§ WHAT YOU NEED TO DO
Take every line from the listing below that contains "매수인은".

§ Data items
================

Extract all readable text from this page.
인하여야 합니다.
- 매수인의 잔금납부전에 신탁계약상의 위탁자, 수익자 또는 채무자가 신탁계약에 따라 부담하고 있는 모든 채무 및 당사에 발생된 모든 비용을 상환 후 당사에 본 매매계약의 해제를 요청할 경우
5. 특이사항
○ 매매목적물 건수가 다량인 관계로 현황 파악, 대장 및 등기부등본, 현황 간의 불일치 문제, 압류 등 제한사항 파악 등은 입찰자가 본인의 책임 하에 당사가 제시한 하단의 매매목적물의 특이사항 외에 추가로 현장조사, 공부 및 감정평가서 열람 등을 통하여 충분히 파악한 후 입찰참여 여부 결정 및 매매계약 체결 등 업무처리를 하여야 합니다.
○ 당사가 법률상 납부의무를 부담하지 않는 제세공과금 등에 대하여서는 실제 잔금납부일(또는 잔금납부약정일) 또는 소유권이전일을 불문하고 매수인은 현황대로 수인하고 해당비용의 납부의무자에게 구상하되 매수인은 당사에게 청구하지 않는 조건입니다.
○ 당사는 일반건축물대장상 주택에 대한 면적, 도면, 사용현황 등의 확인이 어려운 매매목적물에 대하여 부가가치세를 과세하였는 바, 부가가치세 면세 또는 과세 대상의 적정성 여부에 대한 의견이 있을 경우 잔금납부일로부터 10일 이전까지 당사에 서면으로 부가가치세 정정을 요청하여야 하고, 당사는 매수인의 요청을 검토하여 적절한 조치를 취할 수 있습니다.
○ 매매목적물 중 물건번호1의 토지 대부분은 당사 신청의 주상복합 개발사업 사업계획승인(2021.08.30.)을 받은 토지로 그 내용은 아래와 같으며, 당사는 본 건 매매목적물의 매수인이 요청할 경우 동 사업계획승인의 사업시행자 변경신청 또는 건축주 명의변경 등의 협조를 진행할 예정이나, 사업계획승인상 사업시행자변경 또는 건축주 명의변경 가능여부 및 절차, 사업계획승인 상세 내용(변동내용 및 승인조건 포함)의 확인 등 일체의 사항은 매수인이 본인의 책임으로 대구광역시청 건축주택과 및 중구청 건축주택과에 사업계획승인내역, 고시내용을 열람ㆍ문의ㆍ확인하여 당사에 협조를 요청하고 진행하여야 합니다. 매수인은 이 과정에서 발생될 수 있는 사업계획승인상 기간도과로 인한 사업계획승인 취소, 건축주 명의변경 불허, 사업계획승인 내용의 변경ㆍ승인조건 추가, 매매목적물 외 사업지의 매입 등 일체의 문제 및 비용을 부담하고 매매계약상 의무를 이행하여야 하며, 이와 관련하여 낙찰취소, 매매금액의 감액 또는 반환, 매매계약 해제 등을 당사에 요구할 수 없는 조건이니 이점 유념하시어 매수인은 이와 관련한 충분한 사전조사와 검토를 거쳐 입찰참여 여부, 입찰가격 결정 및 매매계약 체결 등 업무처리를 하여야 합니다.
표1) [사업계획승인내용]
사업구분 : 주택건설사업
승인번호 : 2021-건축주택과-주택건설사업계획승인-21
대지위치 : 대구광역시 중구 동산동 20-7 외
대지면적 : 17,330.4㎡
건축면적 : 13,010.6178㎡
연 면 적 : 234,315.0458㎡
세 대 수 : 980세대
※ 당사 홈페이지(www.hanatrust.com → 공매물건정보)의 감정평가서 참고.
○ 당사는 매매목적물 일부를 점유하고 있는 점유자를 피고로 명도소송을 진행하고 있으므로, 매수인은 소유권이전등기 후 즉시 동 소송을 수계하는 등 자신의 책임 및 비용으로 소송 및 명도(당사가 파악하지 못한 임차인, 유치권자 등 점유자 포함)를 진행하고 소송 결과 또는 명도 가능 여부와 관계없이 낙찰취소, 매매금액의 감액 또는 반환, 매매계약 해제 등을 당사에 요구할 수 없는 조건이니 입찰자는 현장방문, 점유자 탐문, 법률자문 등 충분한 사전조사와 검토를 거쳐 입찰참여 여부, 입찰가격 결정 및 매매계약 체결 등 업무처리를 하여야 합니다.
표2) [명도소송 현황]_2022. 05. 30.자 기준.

================

§ COMPLETED TASK
○ 당사가 법률상 납부의무를 부담하지 않는 제세공과금 등에 대하여서는 실제 잔금납부일(또는 잔금납부약정일) 또는 소유권이전일을 불문하고 매수인은 현황대로 수인하고 해당비용의 납부의무자에게 구상하되 매수인은 당사에게 청구하지 않는 조건입니다.
○ 매매목적물 중 물건번호1의 토지 대부분은 당사 신청의 주상복합 개발사업 사업계획승인(2021.08.30.)을 받은 토지로 그 내용은 아래와 같으며, 당사는 본 건 매매목적물의 매수인이 요청할 경우 동 사업계획승인의 사업시행자 변경신청 또는 건축주 명의변경 등의 협조를 진행할 예정이나, 사업계획승인상 사업시행자변경 또는 건축주 명의변경 가능여부 및 절차, 사업계획승인 상세 내용(변동내용 및 승인조건 포함)의 확인 등 일체의 사항은 매수인이 본인의 책임으로 대구광역시청 건축주택과 및 중구청 건축주택과에 사업계획승인내역, 고시내용을 열람ㆍ문의ㆍ확인하여 당사에 협조를 요청하고 진행하여야 합니다. 매수인은 이 과정에서 발생될 수 있는 사업계획승인상 기간도과로 인한 사업계획승인 취소, 건축주 명의변경 불허, 사업계획승인 내용의 변경ㆍ승인조건 추가, 매매목적물 외 사업지의 매입 등 일체의 문제 및 비용을 부담하고 매매계약상 의무를 이행하여야 하며, 이와 관련하여 낙찰취소, 매매금액의 감액 또는 반환, 매매계약 해제 등을 당사에 요구할 수 없는 조건이니 이점 유념하시어 매수인은 이와 관련한 충분한 사전조사와 검토를 거쳐 입찰참여 여부, 입찰가격 결정 및 매매계약 체결 등 업무처리를 하여야 합니다.
○ 당사는 매매목적물 일부를 점유하고 있는 점유자를 피고로 명도소송을 진행하고 있으므로, 매수인은 소유권이전등기 후 즉시 동 소송을 수계하는 등 자신의 책임 및 비용으로 소송 및 명도(당사가 파악하지 못한 임차인, 유치권자 등 점유자 포함)를 진행하고 소송 결과 또는 명도 가능 여부와 관계없이 낙찰취소, 매매금액의 감액 또는 반환, 매매계약 해제 등을 당사에 요구할 수 없는 조건이니 입찰자는 현장방문, 점유자 탐문, 법률자문 등 충분한 사전조사와 검토를 거쳐 입찰참여 여부, 입찰가격 결정 및 매매계약 체결 등 업무처리를 하여야 합니다.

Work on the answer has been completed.